Problem statement:
Return all lines from the listing below in which the string "document" occurs.

(Extracted data entries)
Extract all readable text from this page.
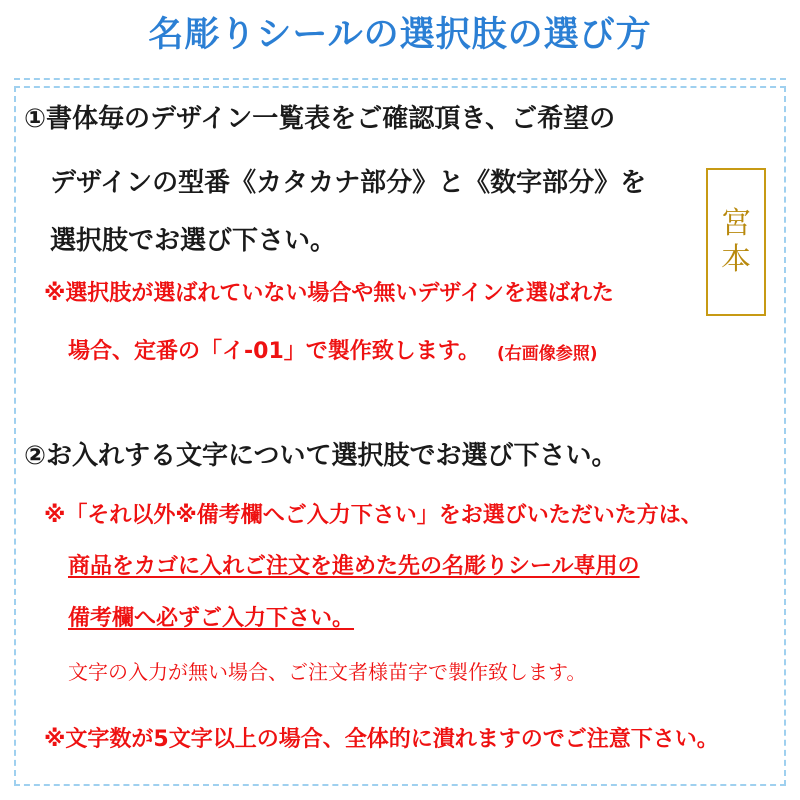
名彫りシールの選択肢の選び方
①書体毎のデザイン一覧表をご確認頂き、ご希望の
デザインの型番《カタカナ部分》と《数字部分》を
選択肢でお選び下さい。
※選択肢が選ばれていない場合や無いデザインを選ばれた
場合、定番の「イ-01」で製作致します。 (右画像参照)
②お入れする文字について選択肢でお選び下さい。
※「それ以外※備考欄へご入力下さい」をお選びいただいた方は、
商品をカゴに入れご注文を進めた先の名彫りシール専用の
備考欄へ必ずご入力下さい。
文字の入力が無い場合、ご注文者様苗字で製作致します。
※文字数が5文字以上の場合、全体的に潰れますのでご注意下さい。
宮
本
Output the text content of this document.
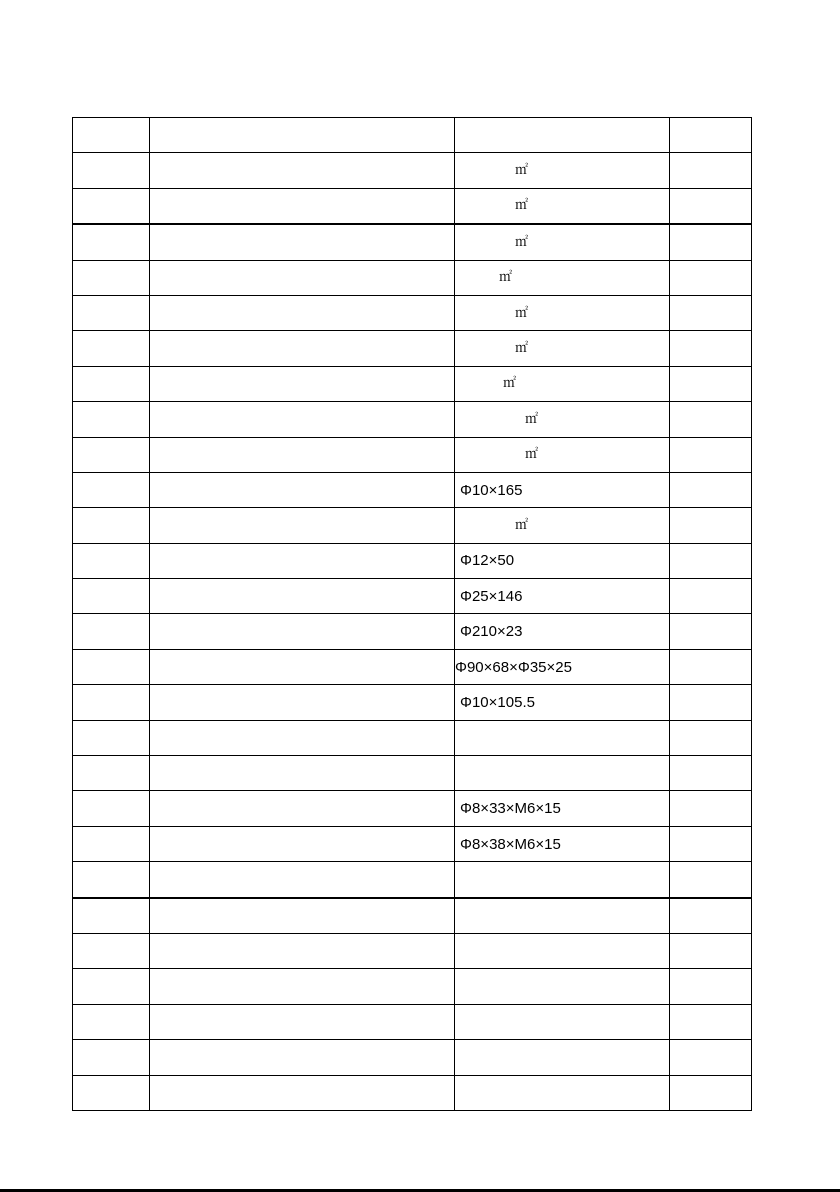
		㎡	

		㎡	

		㎡	

		㎡	

		㎡	

		㎡	

		㎡	

		㎡	

		㎡	

		Φ10×165	

		㎡	

		Φ12×50	

		Φ25×146	

		Φ210×23	

		Φ90×68×Φ35×25	

		Φ10×105.5	

		Φ8×33×M6×15	

		Φ8×38×M6×15	
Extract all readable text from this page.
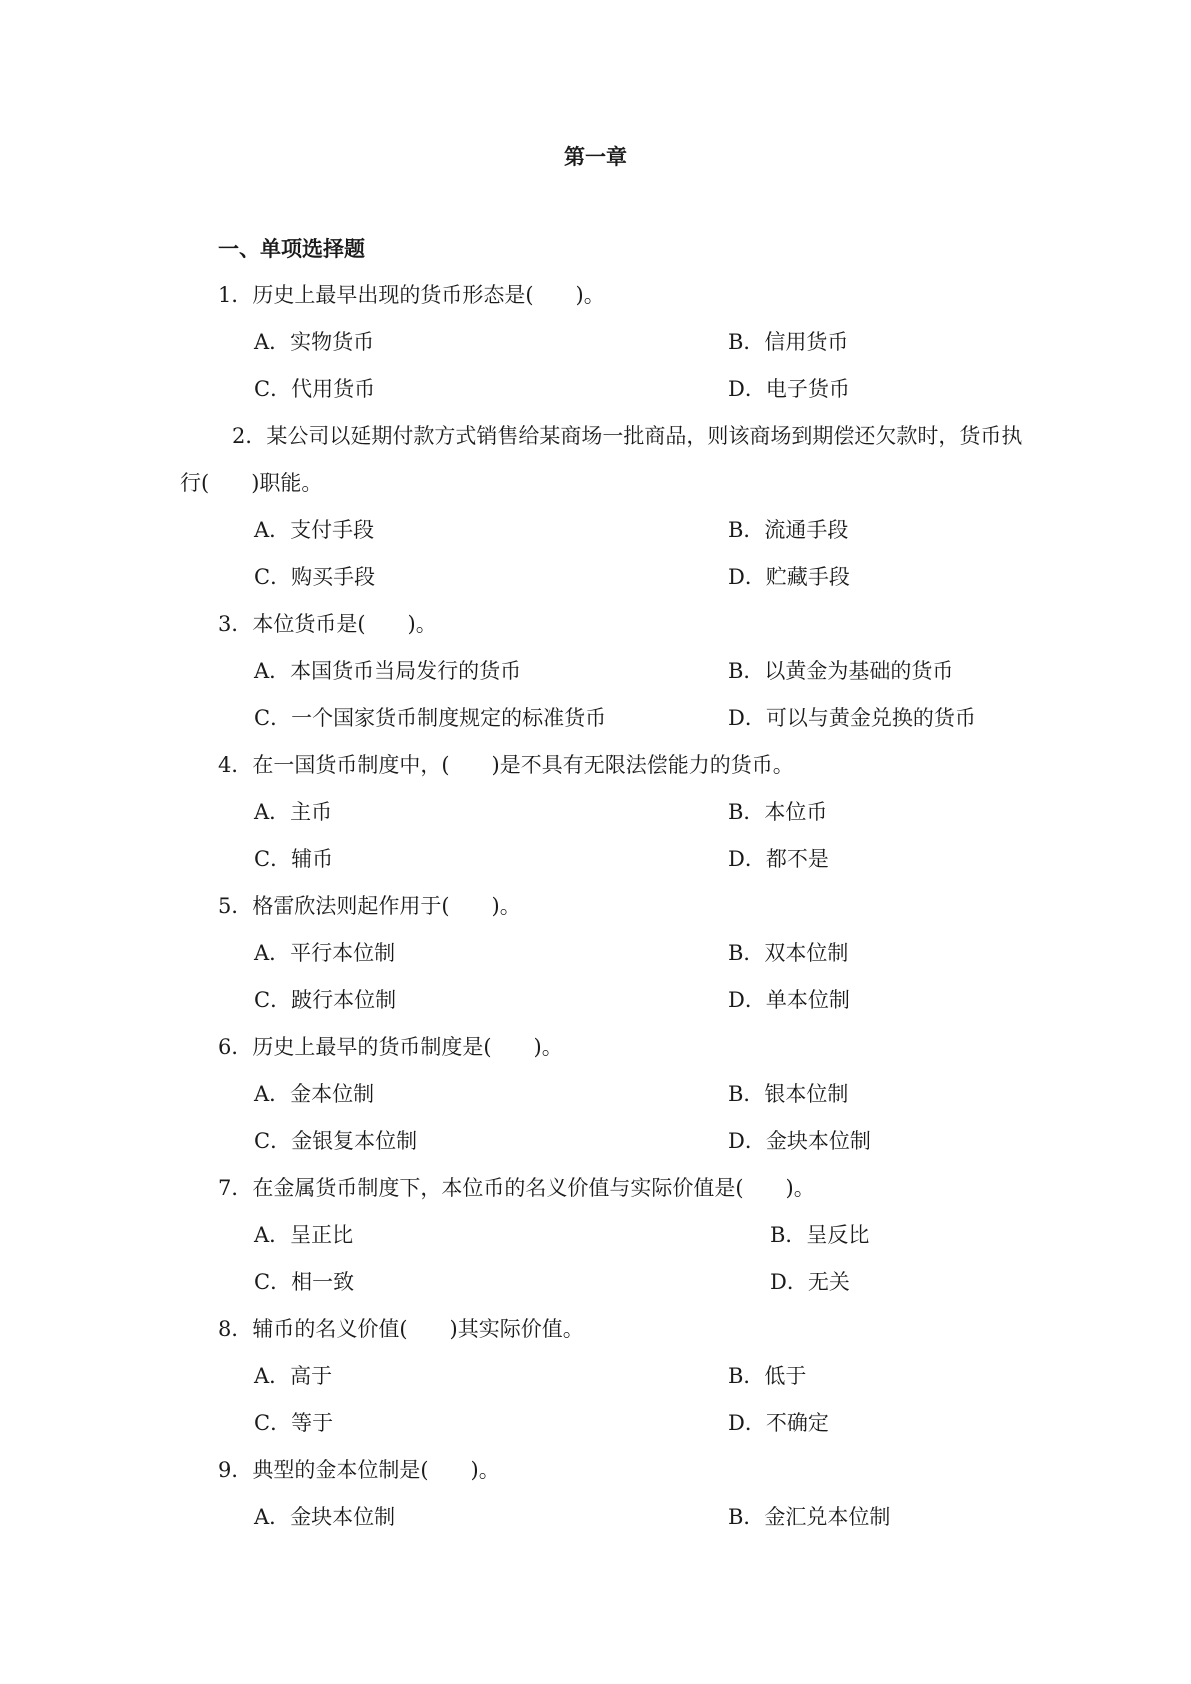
第一章
一、单项选择题
1．历史上最早出现的货币形态是(　　)。
A．实物货币	B．信用货币
C．代用货币	D．电子货币
2．某公司以延期付款方式销售给某商场一批商品，则该商场到期偿还欠款时，货币执
行(　　)职能。
A．支付手段	B．流通手段
C．购买手段	D．贮藏手段
3．本位货币是(　　)。
A．本国货币当局发行的货币	B．以黄金为基础的货币
C．一个国家货币制度规定的标准货币	D．可以与黄金兑换的货币
4．在一国货币制度中，(　　)是不具有无限法偿能力的货币。
A．主币	B．本位币
C．辅币	D．都不是
5．格雷欣法则起作用于(　　)。
A．平行本位制	B．双本位制
C．跛行本位制	D．单本位制
6．历史上最早的货币制度是(　　)。
A．金本位制	B．银本位制
C．金银复本位制	D．金块本位制
7．在金属货币制度下，本位币的名义价值与实际价值是(　　)。
A．呈正比	B．呈反比
C．相一致	D．无关
8．辅币的名义价值(　　)其实际价值。
A．高于	B．低于
C．等于	D．不确定
9．典型的金本位制是(　　)。
A．金块本位制	B．金汇兑本位制
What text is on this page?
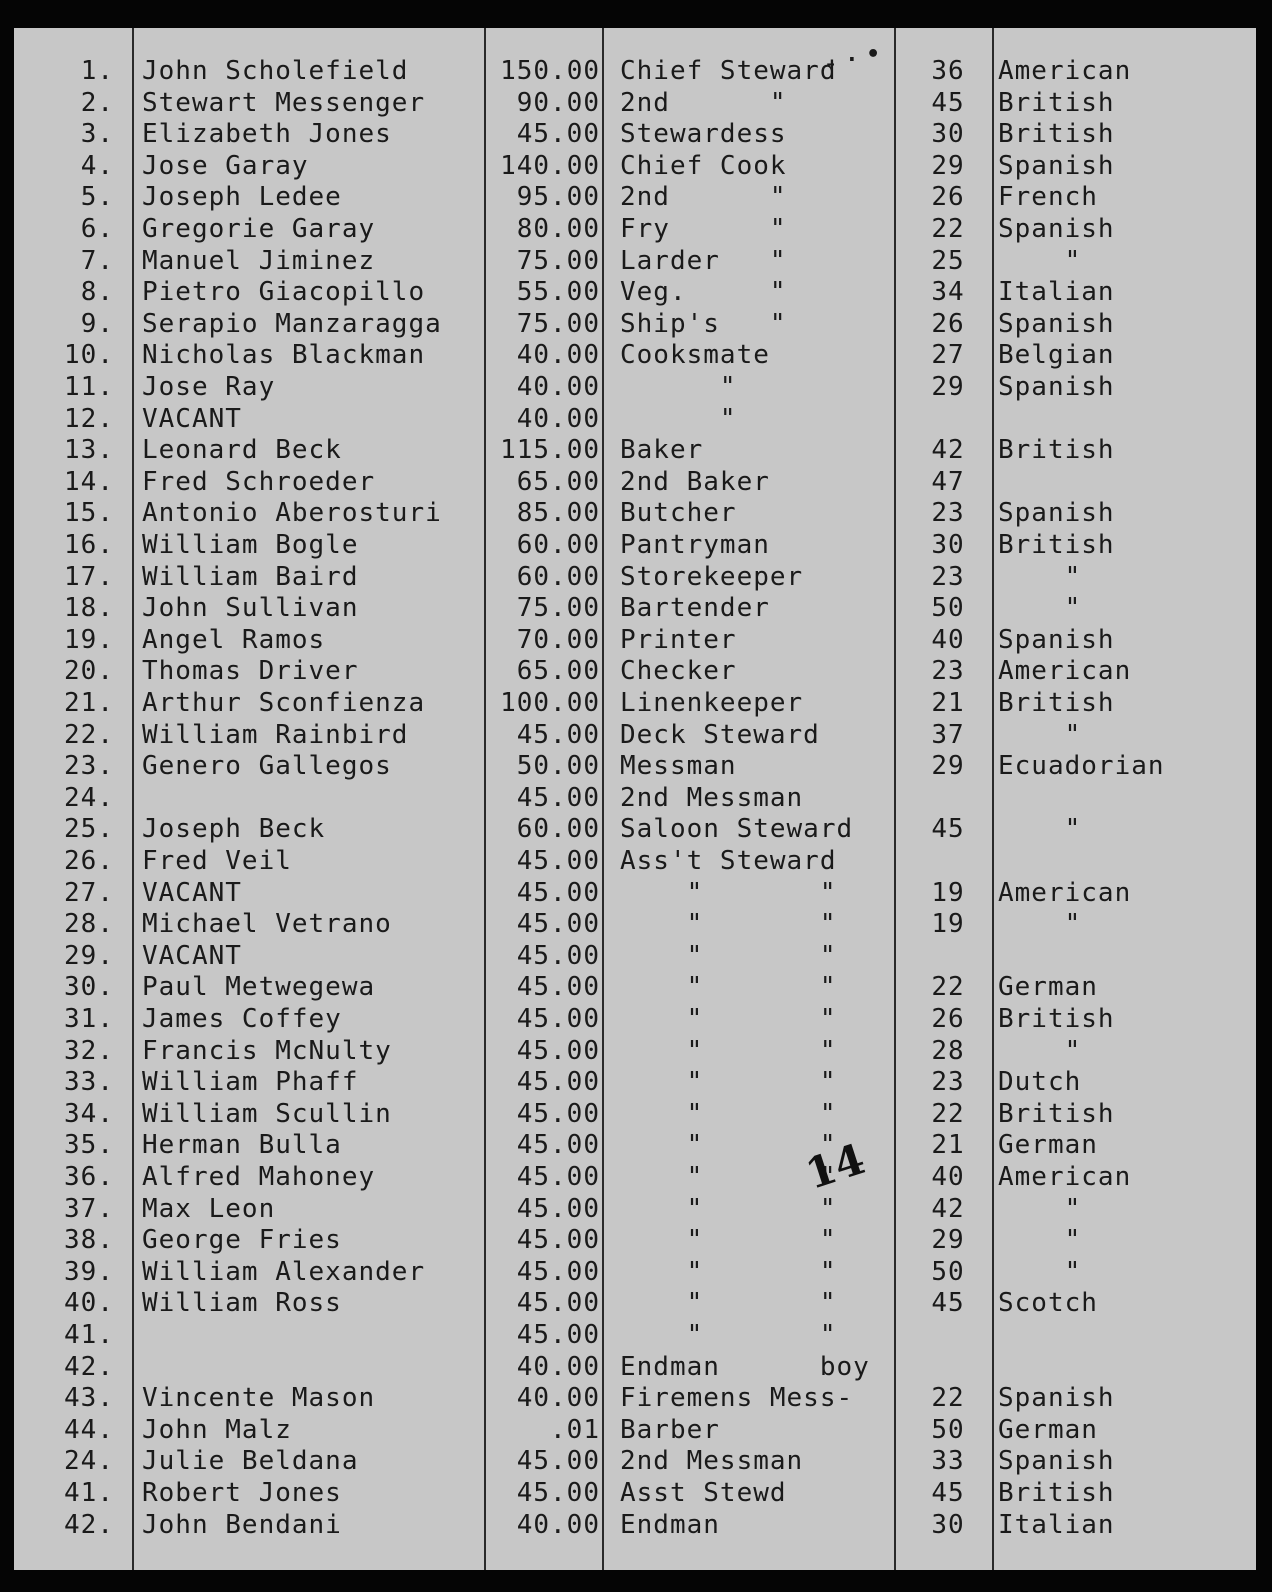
ˍ.•
1. John Scholefield	150.00 Chief Steward	36	American
2. Stewart Messenger	90.00 2nd      "	45	British
3. Elizabeth Jones	45.00 Stewardess	30	British
4. Jose Garay	140.00 Chief Cook	29	Spanish
5. Joseph Ledee	95.00 2nd      "	26	French
6. Gregorie Garay	80.00 Fry      "	22	Spanish
7. Manuel Jiminez	75.00 Larder   "	25	"
8. Pietro Giacopillo	55.00 Veg.     "	34	Italian
9. Serapio Manzaragga	75.00 Ship's   "	26	Spanish
10. Nicholas Blackman	40.00 Cooksmate	27	Belgian
11. Jose Ray	40.00 "	29	Spanish
12. VACANT	40.00 "
13. Leonard Beck	115.00 Baker	42	British
14. Fred Schroeder	65.00 2nd Baker	47
15. Antonio Aberosturi	85.00 Butcher	23	Spanish
16. William Bogle	60.00 Pantryman	30	British
17. William Baird	60.00 Storekeeper	23	"
18. John Sullivan	75.00 Bartender	50	"
19. Angel Ramos	70.00 Printer	40	Spanish
20. Thomas Driver	65.00 Checker	23	American
21. Arthur Sconfienza	100.00 Linenkeeper	21	British
22. William Rainbird	45.00 Deck Steward	37	"
23. Genero Gallegos	50.00 Messman	29	Ecuadorian
24.	45.00 2nd Messman
25. Joseph Beck	60.00 Saloon Steward	45	"
26. Fred Veil	45.00 Ass't Steward
27. VACANT	45.00 "       "	19	American
28. Michael Vetrano	45.00 "       "	19	"
29. VACANT	45.00 "       "
30. Paul Metwegewa	45.00 "       "	22	German
31. James Coffey	45.00 "       "	26	British
32. Francis McNulty	45.00 "       "	28	"
33. William Phaff	45.00 "       "	23	Dutch
34. William Scullin	45.00 "       "	22	British
35. Herman Bulla	45.00 "       "	21	German
36. Alfred Mahoney	45.00 "       "	40	American
37. Max Leon	45.00 "       "	42	"
38. George Fries	45.00 "       "	29	"
39. William Alexander	45.00 "       "	50	"
40. William Ross	45.00 "       "	45	Scotch
41.	45.00 "       "
42.	40.00 Endman      boy
43. Vincente Mason	40.00 Firemens Mess-	22	Spanish
44. John Malz	.01 Barber	50	German
24. Julie Beldana	45.00 2nd Messman	33	Spanish
41. Robert Jones	45.00 Asst Stewd	45	British
42. John Bendani	40.00 Endman	30	Italian
14
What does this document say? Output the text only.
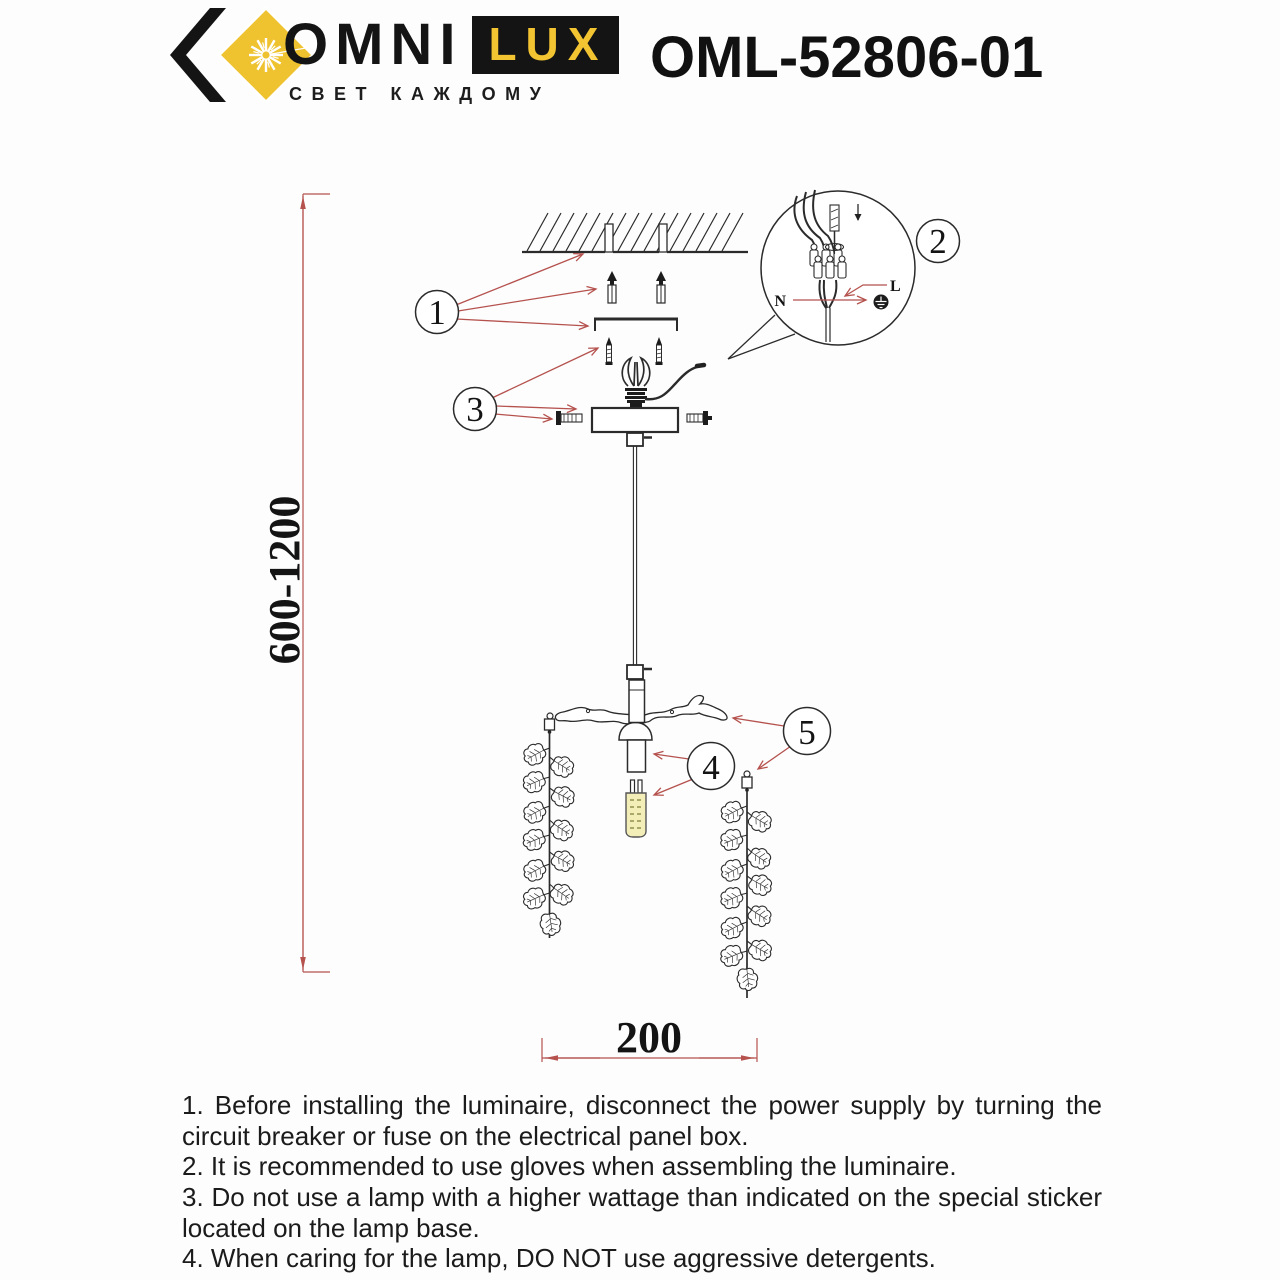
OMNI LUX
СВЕТ КАЖДОМУ
OML-52806-01
N
L
600-1200
200
1
2
3
4
5

1. Before installing the luminaire, disconnect the power supply by turning the circuit breaker or fuse on the electrical panel box.

2. It is recommended to use gloves when assembling the luminaire.

3. Do not use a lamp with a higher wattage than indicated on the special sticker located on the lamp base.

4. When caring for the lamp, DO NOT use aggressive detergents.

Final answer:
Output the text content of this document.
What does this document say? Output the text only.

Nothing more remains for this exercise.